■ Set task ■
Turn every line of the material below into a numbered list, dropping any blank lines. Leave the pictures out of your answer.

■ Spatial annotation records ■

☆ ☆ ☆ ☆ ☆

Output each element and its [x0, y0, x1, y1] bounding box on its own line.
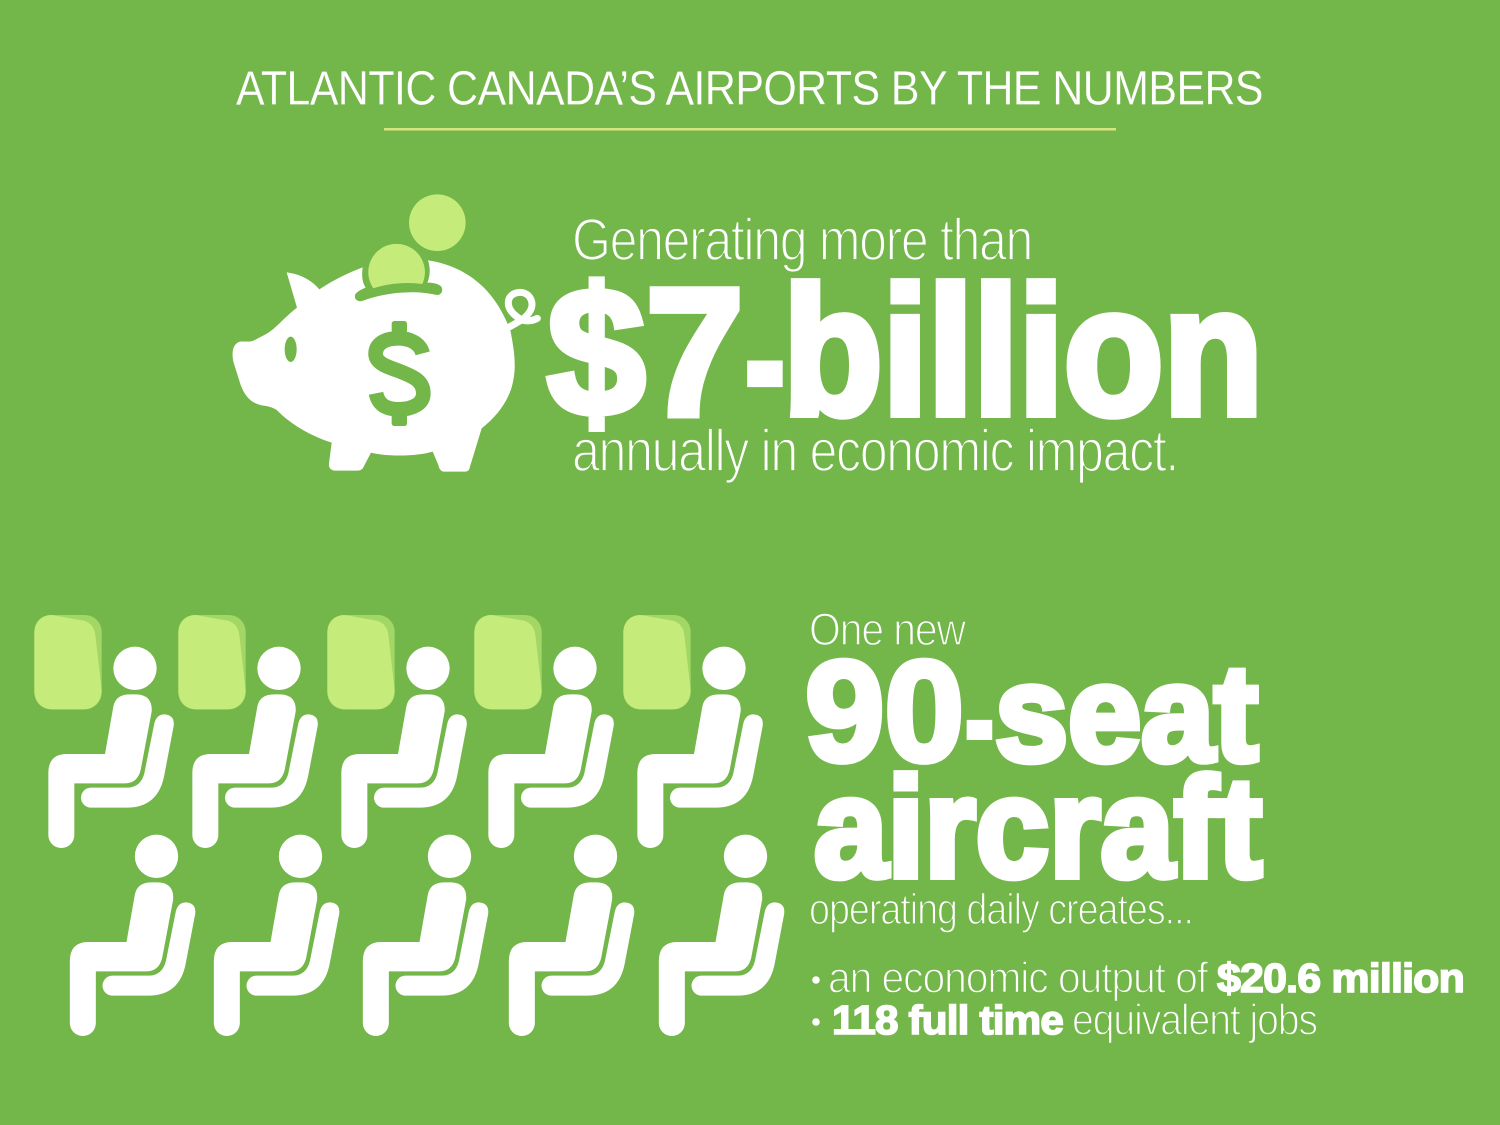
- icon: falling coin: [409, 194, 466, 251]
- icon: seated passenger: [70, 835, 195, 1036]
- text: economic output bullet: [812, 954, 1464, 1002]
- text: jobs bullet: [812, 996, 1317, 1044]
- icon: window 4: [474, 615, 542, 709]
- icon: pig tail: [508, 292, 537, 327]
- text: 90-seat: 90: [805, 632, 964, 792]
- text: aircraft: aircraft: [814, 748, 1262, 908]
- icon: seated passenger: [659, 835, 784, 1036]
- title: ATLANTIC CANADA’S AIRPORTS BY THE NUMBERS: [236, 62, 1263, 116]
- text: $20.6 million: $20.6 million: [1217, 955, 1464, 1001]
- text: 90-seat: -: [964, 639, 995, 798]
- icon: seated passenger: [192, 647, 318, 848]
- text: one new: One new: [809, 604, 967, 655]
- icon: seated passenger: [637, 647, 763, 848]
- text: 90-seat: [805, 632, 1258, 798]
- text: $7-billion: [547, 249, 1263, 460]
- icon: window 1: [34, 615, 102, 709]
- icon: pig body: [233, 260, 515, 472]
- text: operating daily creates: operating daily creates...: [809, 885, 1193, 934]
- text: 118 full time: 118 full time: [832, 997, 1063, 1043]
- text: annually in economic impact: annually in economic impact.: [572, 418, 1178, 484]
- icon: coin entering slot: [368, 244, 425, 288]
- text: aircraft statement: [805, 604, 1262, 934]
- icon: seated passenger: [214, 835, 339, 1036]
- icon: seated passenger: [48, 647, 174, 848]
- icon: dollar sign: [376, 321, 423, 426]
- seated passengers back row: [70, 835, 784, 1036]
- text: generating more than: Generating more than: [572, 207, 1032, 273]
- icon: pig eye: [285, 337, 297, 362]
- text: equivalent jobs: equivalent jobs: [1072, 996, 1317, 1044]
- icon: seated passenger: [341, 647, 467, 848]
- text: $7-billion: billion: [783, 249, 1263, 453]
- icon: piggy bank with coins: [233, 194, 537, 472]
- text: an economic output of: an economic output of: [828, 954, 1209, 1002]
- text: 90-seat: seat: [995, 638, 1258, 790]
- seat windows row: [34, 615, 691, 709]
- seated passengers front row: [48, 647, 763, 848]
- text: economic impact statement: [547, 207, 1263, 484]
- icon: seated passenger: [509, 835, 634, 1036]
- icon: seated passenger: [363, 835, 488, 1036]
- icon: window 3: [327, 615, 395, 709]
- text: $7-billion: -: [744, 256, 786, 460]
- icon: window 5: [623, 615, 691, 709]
- icon: seated passenger: [488, 647, 614, 848]
- icon: window 2: [178, 615, 246, 709]
- text: $7-billion: $7: [547, 250, 744, 454]
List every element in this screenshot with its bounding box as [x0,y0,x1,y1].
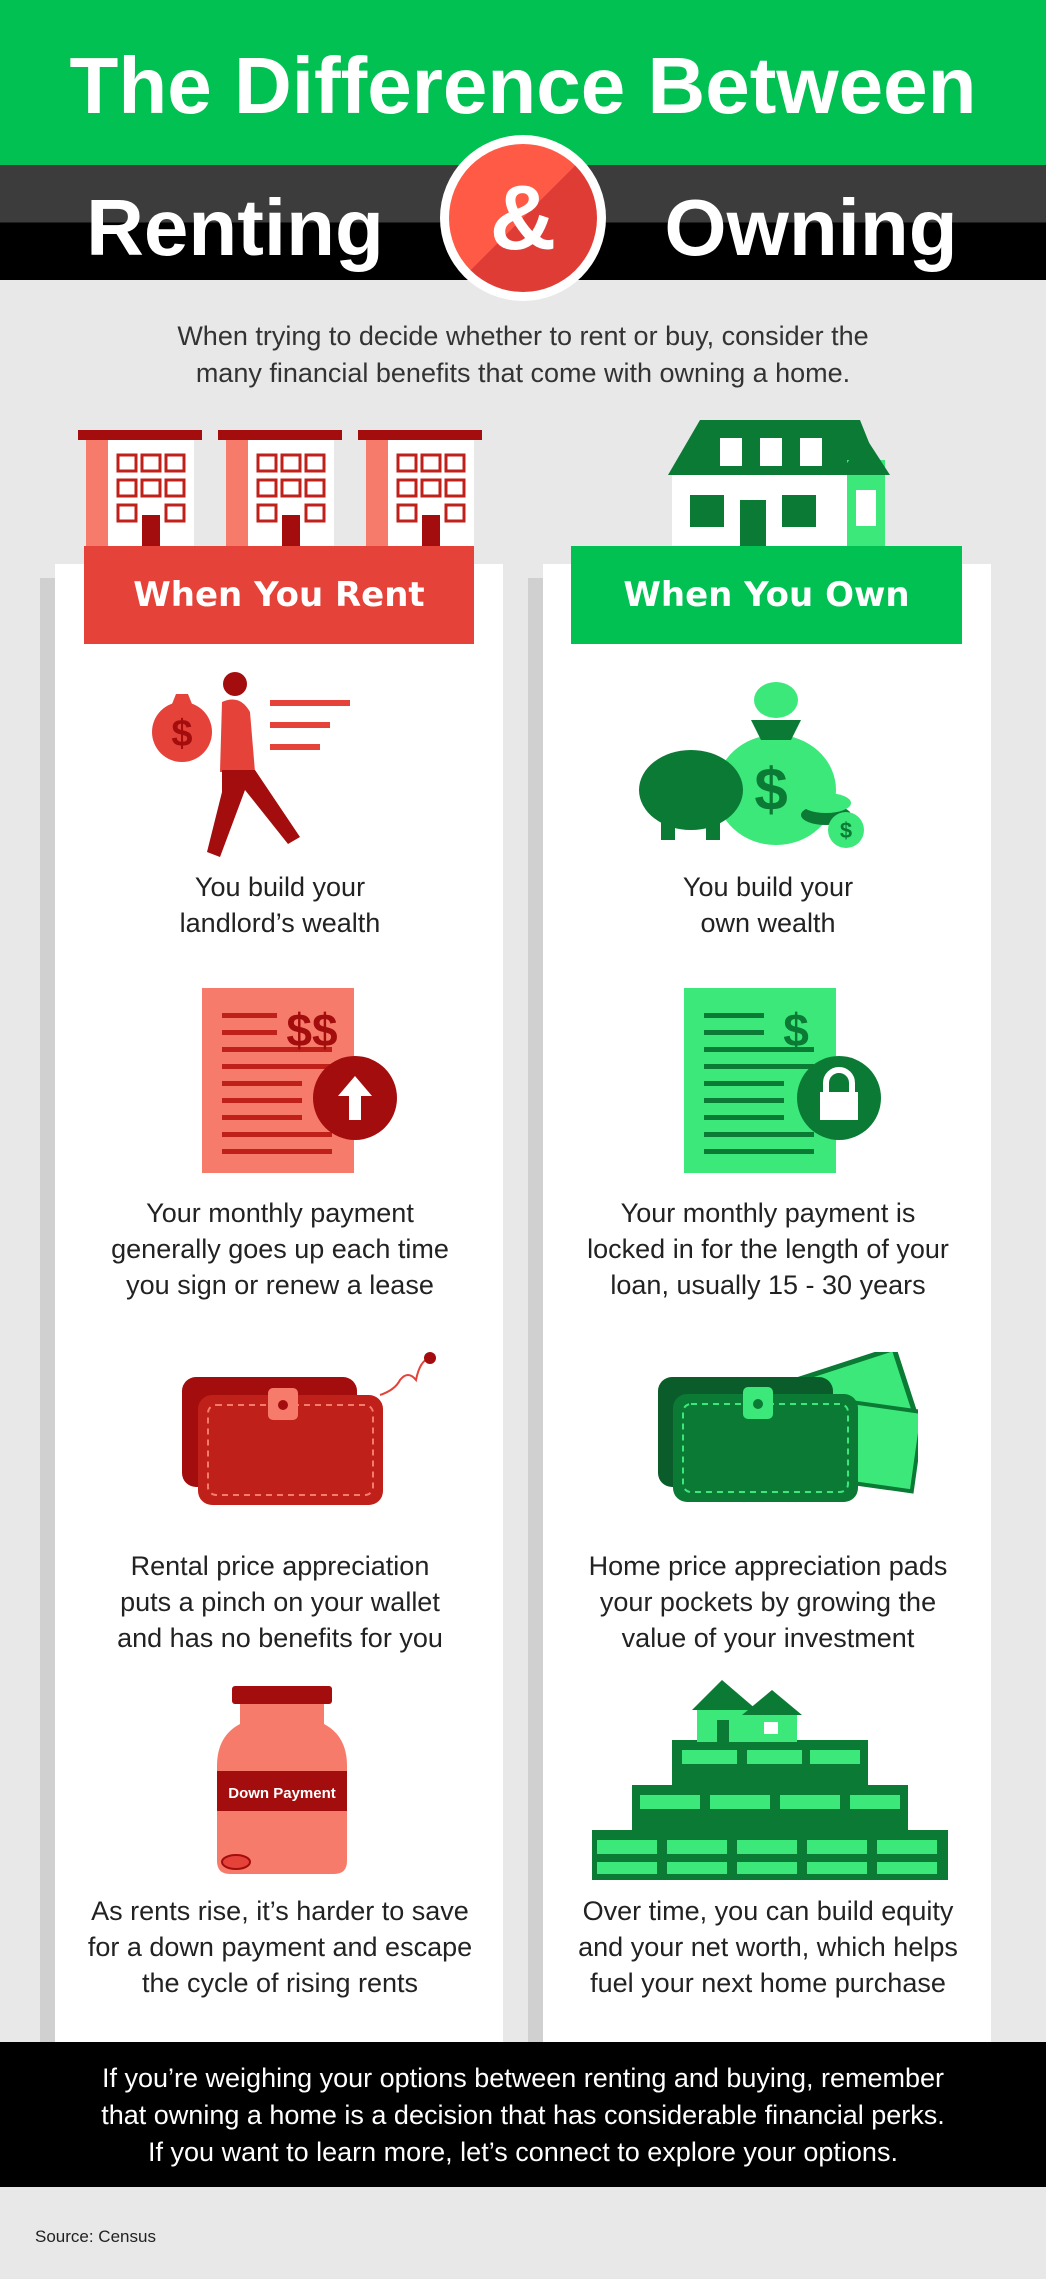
text: own 2: loan, usually 15 - 30 years [610,1270,926,1300]
intro text: many financial benefits that come with owning a home. [196,358,850,388]
panel: rent [40,564,503,2042]
banner: When You Own: When You Own [623,575,910,615]
text: own 3: Home price appreciation pads [589,1551,947,1581]
text: rent 3: and has no benefits for you [117,1623,443,1653]
panel: own [528,564,991,2042]
footer text: If you’re weighing your options between renting and buying, remember [102,2063,944,2093]
text: own 4 [578,1896,958,1998]
text: rent 4: As rents rise, it’s harder to save [91,1896,469,1926]
text: rent 3: Rental price appreciation [131,1551,429,1581]
text: own 1: own wealth [700,908,836,938]
footer text [101,2063,945,2167]
text: own 4: fuel your next home purchase [590,1968,946,1998]
Renting word: Renting [86,183,384,272]
text: rent 3: puts a pinch on your wallet [120,1587,440,1617]
text: rent 1: landlord’s wealth [180,908,380,938]
text: rent 1: You build your [195,872,365,902]
icon: piggy bank and money bag: $ [754,756,788,823]
text: rent 3 [117,1551,443,1653]
banner: When You Own [571,546,962,644]
footer text: If you want to learn more, let’s connect to explore your options. [148,2137,898,2167]
icon: house on pile of money [592,1680,948,1880]
title: The Difference Between [70,41,976,130]
text: own 4: and your net worth, which helps [578,1932,958,1962]
source: Source: Census [35,2227,156,2246]
icon: document with lock [684,988,881,1173]
intro text: When trying to decide whether to rent or buy, consider the [177,321,869,351]
text: rent 1 [180,872,380,938]
Owning word: Owning [664,183,958,272]
icon: green wallet with cash [658,1352,918,1502]
icon: lease document with up arrow [202,988,397,1173]
icon: red wallet [182,1352,436,1505]
text: own 3: your pockets by growing the [600,1587,936,1617]
icon: person carrying money bag [152,672,350,857]
ampersand circle: & [490,167,556,269]
subtitle bands [0,165,1046,280]
text: own 3: value of your investment [622,1623,914,1653]
text: own 4: Over time, you can build equity [583,1896,953,1926]
icon: apartment buildings [78,430,482,546]
text: rent 4 [88,1896,472,1998]
icon: down payment jar: Down Payment [228,1785,336,1802]
banner: When You Rent: When You Rent [133,575,425,615]
text: own 3 [589,1551,947,1653]
text: rent 2: Your monthly payment [146,1198,414,1228]
icon: piggy bank and money bag: $ [840,818,852,843]
ampersand circle [440,135,606,301]
text: own 1: You build your [683,872,853,902]
footer black band [0,2042,1046,2187]
text: own 1 [683,872,853,938]
text: rent 4: for a down payment and escape [88,1932,472,1962]
icon: document with lock: $ [783,1004,809,1056]
icon: down payment jar [217,1686,347,1874]
header green band [0,0,1046,165]
text: rent 2 [111,1198,449,1300]
icon: person carrying money bag: $ [171,713,193,755]
text: own 2: locked in for the length of your [587,1234,949,1264]
text: rent 2: you sign or renew a lease [126,1270,434,1300]
intro text [177,321,869,388]
text: rent 4: the cycle of rising rents [142,1968,418,1998]
icon: lease document with up arrow: $$ [286,1004,338,1056]
banner: When You Rent [84,546,474,644]
icon: house [668,420,890,546]
text: rent 2: generally goes up each time [111,1234,449,1264]
icon: piggy bank and money bag [639,682,864,848]
text: own 2 [587,1198,949,1300]
text: own 2: Your monthly payment is [621,1198,915,1228]
footer text: that owning a home is a decision that has considerable financial perks. [101,2100,945,2130]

☆ ☆ ☆ ☆ ☆

■ Output for this task ■
1. Output each element and its [x0, y0, x1, y1] bounding box on its own line.
2. - icon: falling coin: [409, 194, 466, 251]
3. - icon: seated passenger: [70, 835, 195, 1036]
4. - text: economic output bullet: [812, 954, 1464, 1002]
5. - text: jobs bullet: [812, 996, 1317, 1044]
6. - icon: window 4: [474, 615, 542, 709]
7. - icon: pig tail: [508, 292, 537, 327]
8. - text: 90-seat: 90: [805, 632, 964, 792]
9. - text: aircraft: aircraft: [814, 748, 1262, 908]
10. - icon: seated passenger: [659, 835, 784, 1036]
11. - title: ATLANTIC CANADA’S AIRPORTS BY THE NUMBERS: [236, 62, 1263, 116]
12. - text: $20.6 million: $20.6 million: [1217, 955, 1464, 1001]
13. - text: 90-seat: -: [964, 639, 995, 798]
14. - icon: seated passenger: [192, 647, 318, 848]
15. - text: one new: One new: [809, 604, 967, 655]
16. - icon: seated passenger: [637, 647, 763, 848]
17. - text: 90-seat: [805, 632, 1258, 798]
18. - text: $7-billion: [547, 249, 1263, 460]
19. - icon: window 1: [34, 615, 102, 709]
20. - icon: pig body: [233, 260, 515, 472]
21. - text: operating daily creates: operating daily creates...: [809, 885, 1193, 934]
22. - text: 118 full time: 118 full time: [832, 997, 1063, 1043]
23. - text: annually in economic impact: annually in economic impact.: [572, 418, 1178, 484]
24. - icon: coin entering slot: [368, 244, 425, 288]
25. - text: aircraft statement: [805, 604, 1262, 934]
26. - icon: seated passenger: [214, 835, 339, 1036]
27. - icon: seated passenger: [48, 647, 174, 848]
28. - icon: dollar sign: [376, 321, 423, 426]
29. - seated passengers back row: [70, 835, 784, 1036]
30. - text: generating more than: Generating more than: [572, 207, 1032, 273]
31. - icon: pig eye: [285, 337, 297, 362]
32. - text: equivalent jobs: equivalent jobs: [1072, 996, 1317, 1044]
33. - icon: seated passenger: [341, 647, 467, 848]
34. - text: $7-billion: billion: [783, 249, 1263, 453]
35. - icon: piggy bank with coins: [233, 194, 537, 472]
36. - text: an economic output of: an economic output of: [828, 954, 1209, 1002]
37. - text: 90-seat: seat: [995, 638, 1258, 790]
38. - seat windows row: [34, 615, 691, 709]
39. - seated passengers front row: [48, 647, 763, 848]
40. - text: economic impact statement: [547, 207, 1263, 484]
41. - icon: seated passenger: [509, 835, 634, 1036]
42. - icon: seated passenger: [363, 835, 488, 1036]
43. - icon: window 3: [327, 615, 395, 709]
44. - text: $7-billion: -: [744, 256, 786, 460]
45. - icon: window 5: [623, 615, 691, 709]
46. - icon: seated passenger: [488, 647, 614, 848]
47. - icon: window 2: [178, 615, 246, 709]
48. - text: $7-billion: $7: [547, 250, 744, 454]
49. List every element in this screenshot with its bounding box as [x0,y0,x1,y1].
50. text: own 2: loan, usually 15 - 30 years [610,1270,926,1300]
51. intro text: many financial benefits that come with owning a home. [196,358,850,388]
52. panel: rent [40,564,503,2042]
53. banner: When You Own: When You Own [623,575,910,615]
54. text: own 3: Home price appreciation pads [589,1551,947,1581]
55. text: rent 3: and has no benefits for you [117,1623,443,1653]
56. panel: own [528,564,991,2042]
57. footer text: If you’re weighing your options between renting and buying, remember [102,2063,944,2093]
58. text: own 4 [578,1896,958,1998]
59. text: rent 4: As rents rise, it’s harder to save [91,1896,469,1926]
60. text: rent 3: Rental price appreciation [131,1551,429,1581]
61. text: own 1: own wealth [700,908,836,938]
62. footer text [101,2063,945,2167]
63. text: own 4: fuel your next home purchase [590,1968,946,1998]
64. Renting word: Renting [86,183,384,272]
65. text: rent 3: puts a pinch on your wallet [120,1587,440,1617]
66. text: rent 1: landlord’s wealth [180,908,380,938]
67. text: rent 1: You build your [195,872,365,902]
68. icon: piggy bank and money bag: $ [754,756,788,823]
69. text: rent 3 [117,1551,443,1653]
70. banner: When You Own [571,546,962,644]
71. footer text: If you want to learn more, let’s connect to explore your options. [148,2137,898,2167]
72. icon: house on pile of money [592,1680,948,1880]
73. title: The Difference Between [70,41,976,130]
74. text: own 4: and your net worth, which helps [578,1932,958,1962]
75. source: Source: Census [35,2227,156,2246]
76. icon: document with lock [684,988,881,1173]
77. intro text: When trying to decide whether to rent or buy, consider the [177,321,869,351]
78. text: rent 1 [180,872,380,938]
79. Owning word: Owning [664,183,958,272]
80. icon: green wallet with cash [658,1352,918,1502]
81. icon: lease document with up arrow [202,988,397,1173]
82. icon: red wallet [182,1352,436,1505]
83. text: own 3: your pockets by growing the [600,1587,936,1617]
84. icon: person carrying money bag [152,672,350,857]
85. ampersand circle: & [490,167,556,269]
86. subtitle bands [0,165,1046,280]
87. text: own 3: value of your investment [622,1623,914,1653]
88. text: own 4: Over time, you can build equity [583,1896,953,1926]
89. icon: apartment buildings [78,430,482,546]
90. text: rent 4 [88,1896,472,1998]
91. icon: down payment jar: Down Payment [228,1785,336,1802]
92. banner: When You Rent: When You Rent [133,575,425,615]
93. text: own 3 [589,1551,947,1653]
94. text: rent 2: Your monthly payment [146,1198,414,1228]
95. icon: piggy bank and money bag: $ [840,818,852,843]
96. ampersand circle [440,135,606,301]
97. text: own 1: You build your [683,872,853,902]
98. footer black band [0,2042,1046,2187]
99. text: own 1 [683,872,853,938]
100. text: rent 4: for a down payment and escape [88,1932,472,1962]
101. icon: document with lock: $ [783,1004,809,1056]
102. icon: down payment jar [217,1686,347,1874]
103. header green band [0,0,1046,165]
104. text: rent 2 [111,1198,449,1300]
105. icon: person carrying money bag: $ [171,713,193,755]
106. text: own 2: locked in for the length of your [587,1234,949,1264]
107. text: rent 2: you sign or renew a lease [126,1270,434,1300]
108. intro text [177,321,869,388]
109. text: rent 4: the cycle of rising rents [142,1968,418,1998]
110. icon: lease document with up arrow: $$ [286,1004,338,1056]
111. banner: When You Rent [84,546,474,644]
112. icon: house [668,420,890,546]
113. text: rent 2: generally goes up each time [111,1234,449,1264]
114. icon: piggy bank and money bag [639,682,864,848]
115. text: own 2 [587,1198,949,1300]
116. text: own 2: Your monthly payment is [621,1198,915,1228]
117. footer text: that owning a home is a decision that has considerable financial perks. [101,2100,945,2130]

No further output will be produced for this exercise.